§ **WHAT THIS TASK INVOLVES**
Provide nothing but the number of lines containing the string "Science".

§ **RECORDS FOR PROCESSING**
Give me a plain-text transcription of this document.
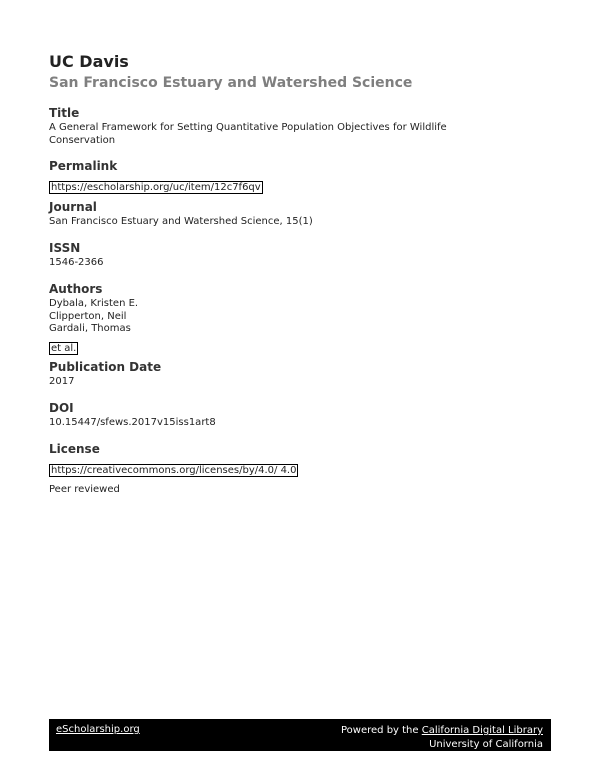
UC Davis

San Francisco Estuary and Watershed Science

Title

A General Framework for Setting Quantitative Population Objectives for Wildlife Conservation

Permalink

https://escholarship.org/uc/item/12c7f6qv

Journal

San Francisco Estuary and Watershed Science, 15(1)

ISSN

1546-2366

Authors

Dybala, Kristen E.
Clipperton, Neil
Gardali, Thomas
et al.

Publication Date

2017

DOI

10.15447/sfews.2017v15iss1art8

License

https://creativecommons.org/licenses/by/4.0/ 4.0

Peer reviewed

eScholarship.org	Powered by the California Digital Library
University of California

§ **THE ANSWER**
2